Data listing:
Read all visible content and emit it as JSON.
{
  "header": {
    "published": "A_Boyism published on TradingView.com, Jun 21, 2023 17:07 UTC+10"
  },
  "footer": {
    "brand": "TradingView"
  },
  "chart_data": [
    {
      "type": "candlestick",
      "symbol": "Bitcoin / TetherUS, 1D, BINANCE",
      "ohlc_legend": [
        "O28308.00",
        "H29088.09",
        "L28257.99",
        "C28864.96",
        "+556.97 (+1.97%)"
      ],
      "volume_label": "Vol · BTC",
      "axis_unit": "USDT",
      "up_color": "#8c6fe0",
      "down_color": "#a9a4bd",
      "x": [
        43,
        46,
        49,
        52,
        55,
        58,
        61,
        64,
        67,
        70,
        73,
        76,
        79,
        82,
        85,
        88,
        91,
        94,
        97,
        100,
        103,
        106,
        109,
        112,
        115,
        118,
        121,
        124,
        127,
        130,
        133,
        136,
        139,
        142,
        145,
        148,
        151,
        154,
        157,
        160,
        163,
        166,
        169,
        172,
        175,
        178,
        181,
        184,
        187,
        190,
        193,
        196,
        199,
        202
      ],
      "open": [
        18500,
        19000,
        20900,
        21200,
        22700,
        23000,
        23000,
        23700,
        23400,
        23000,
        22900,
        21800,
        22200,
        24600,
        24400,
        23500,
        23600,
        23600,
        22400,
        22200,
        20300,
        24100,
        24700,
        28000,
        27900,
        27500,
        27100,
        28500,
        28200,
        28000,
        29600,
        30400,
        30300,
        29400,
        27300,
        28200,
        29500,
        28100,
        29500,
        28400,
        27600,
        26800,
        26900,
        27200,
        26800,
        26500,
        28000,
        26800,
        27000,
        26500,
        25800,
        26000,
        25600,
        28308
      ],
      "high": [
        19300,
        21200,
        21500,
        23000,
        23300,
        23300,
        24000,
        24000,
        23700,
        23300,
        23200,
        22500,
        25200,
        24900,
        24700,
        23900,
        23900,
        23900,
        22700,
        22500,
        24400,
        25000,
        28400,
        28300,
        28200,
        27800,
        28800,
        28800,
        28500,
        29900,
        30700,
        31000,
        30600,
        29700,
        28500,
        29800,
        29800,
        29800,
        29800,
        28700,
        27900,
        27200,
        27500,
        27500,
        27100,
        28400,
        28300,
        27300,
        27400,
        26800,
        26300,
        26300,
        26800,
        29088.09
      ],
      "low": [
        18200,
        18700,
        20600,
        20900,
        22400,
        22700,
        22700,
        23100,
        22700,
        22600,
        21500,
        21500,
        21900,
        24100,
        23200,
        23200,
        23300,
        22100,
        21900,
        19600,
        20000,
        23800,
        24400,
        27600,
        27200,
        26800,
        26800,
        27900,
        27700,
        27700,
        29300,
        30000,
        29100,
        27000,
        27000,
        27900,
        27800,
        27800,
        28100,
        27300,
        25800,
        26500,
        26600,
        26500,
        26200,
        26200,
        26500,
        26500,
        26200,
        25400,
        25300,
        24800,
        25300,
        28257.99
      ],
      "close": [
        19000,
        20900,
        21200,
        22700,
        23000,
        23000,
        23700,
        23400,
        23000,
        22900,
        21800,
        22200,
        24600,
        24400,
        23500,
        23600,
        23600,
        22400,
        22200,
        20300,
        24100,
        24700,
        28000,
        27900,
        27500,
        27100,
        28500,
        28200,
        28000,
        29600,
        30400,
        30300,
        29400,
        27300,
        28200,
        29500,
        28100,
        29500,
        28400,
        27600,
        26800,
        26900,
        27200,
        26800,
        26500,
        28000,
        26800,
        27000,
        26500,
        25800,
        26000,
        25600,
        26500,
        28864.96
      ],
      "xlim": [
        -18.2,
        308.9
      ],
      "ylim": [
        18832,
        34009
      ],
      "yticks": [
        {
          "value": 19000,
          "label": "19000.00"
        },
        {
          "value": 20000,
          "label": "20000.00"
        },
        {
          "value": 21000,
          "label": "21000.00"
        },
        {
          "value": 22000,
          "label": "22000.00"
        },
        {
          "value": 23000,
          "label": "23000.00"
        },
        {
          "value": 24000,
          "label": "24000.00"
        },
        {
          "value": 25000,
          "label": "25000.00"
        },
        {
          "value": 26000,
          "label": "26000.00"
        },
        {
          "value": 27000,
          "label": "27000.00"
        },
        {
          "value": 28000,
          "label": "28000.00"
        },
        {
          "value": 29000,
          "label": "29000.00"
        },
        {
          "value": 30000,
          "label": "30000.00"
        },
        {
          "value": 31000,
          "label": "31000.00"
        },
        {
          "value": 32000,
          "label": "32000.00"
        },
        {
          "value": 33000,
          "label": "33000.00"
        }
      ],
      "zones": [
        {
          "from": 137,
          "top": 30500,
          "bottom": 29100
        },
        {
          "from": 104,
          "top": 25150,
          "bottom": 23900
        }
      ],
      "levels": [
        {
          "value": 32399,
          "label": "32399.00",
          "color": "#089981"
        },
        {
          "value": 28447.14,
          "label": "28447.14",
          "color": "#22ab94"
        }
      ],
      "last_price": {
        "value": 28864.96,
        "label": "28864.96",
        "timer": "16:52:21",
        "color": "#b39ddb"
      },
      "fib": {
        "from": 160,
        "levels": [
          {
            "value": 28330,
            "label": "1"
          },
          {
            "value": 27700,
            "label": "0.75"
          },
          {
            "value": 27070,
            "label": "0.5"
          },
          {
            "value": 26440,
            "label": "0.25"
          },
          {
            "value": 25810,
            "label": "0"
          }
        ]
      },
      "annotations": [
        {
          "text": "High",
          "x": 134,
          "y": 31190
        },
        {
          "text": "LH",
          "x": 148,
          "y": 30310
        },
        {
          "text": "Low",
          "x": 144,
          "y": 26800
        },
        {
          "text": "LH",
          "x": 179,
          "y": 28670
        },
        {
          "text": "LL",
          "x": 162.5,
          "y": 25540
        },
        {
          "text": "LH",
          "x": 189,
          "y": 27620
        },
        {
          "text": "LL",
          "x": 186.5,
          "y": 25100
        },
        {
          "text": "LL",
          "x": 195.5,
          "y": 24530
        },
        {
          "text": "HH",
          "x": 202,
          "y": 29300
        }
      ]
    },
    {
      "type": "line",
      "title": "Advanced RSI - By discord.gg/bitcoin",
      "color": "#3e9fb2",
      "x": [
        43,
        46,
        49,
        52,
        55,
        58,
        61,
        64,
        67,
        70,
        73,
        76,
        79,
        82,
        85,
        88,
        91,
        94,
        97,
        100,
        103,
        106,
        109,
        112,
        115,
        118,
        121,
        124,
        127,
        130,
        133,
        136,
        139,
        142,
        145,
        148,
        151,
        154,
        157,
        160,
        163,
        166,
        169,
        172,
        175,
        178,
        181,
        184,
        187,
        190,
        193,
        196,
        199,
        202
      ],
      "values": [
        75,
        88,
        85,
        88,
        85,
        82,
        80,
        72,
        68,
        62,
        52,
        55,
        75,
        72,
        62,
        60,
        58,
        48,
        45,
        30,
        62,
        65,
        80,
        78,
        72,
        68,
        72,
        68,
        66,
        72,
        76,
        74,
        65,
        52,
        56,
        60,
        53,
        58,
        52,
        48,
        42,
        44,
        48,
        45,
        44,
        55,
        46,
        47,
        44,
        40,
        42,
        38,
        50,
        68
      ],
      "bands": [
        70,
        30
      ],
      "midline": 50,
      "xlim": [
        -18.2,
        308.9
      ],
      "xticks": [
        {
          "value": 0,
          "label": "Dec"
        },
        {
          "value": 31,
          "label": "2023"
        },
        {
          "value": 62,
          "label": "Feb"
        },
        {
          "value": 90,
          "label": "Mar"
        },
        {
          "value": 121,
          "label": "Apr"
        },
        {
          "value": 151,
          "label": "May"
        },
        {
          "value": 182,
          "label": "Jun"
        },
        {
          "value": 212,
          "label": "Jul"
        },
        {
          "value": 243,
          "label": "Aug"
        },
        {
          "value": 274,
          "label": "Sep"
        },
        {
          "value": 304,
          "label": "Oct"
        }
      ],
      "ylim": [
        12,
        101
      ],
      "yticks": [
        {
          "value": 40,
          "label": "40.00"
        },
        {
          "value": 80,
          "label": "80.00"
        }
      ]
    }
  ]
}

Task description: Extract all lines containing the word "TradingView".

Exercise response:
    "published": "A_Boyism published on TradingView.com, Jun 21, 2023 17:07 UTC+10"
    "brand": "TradingView"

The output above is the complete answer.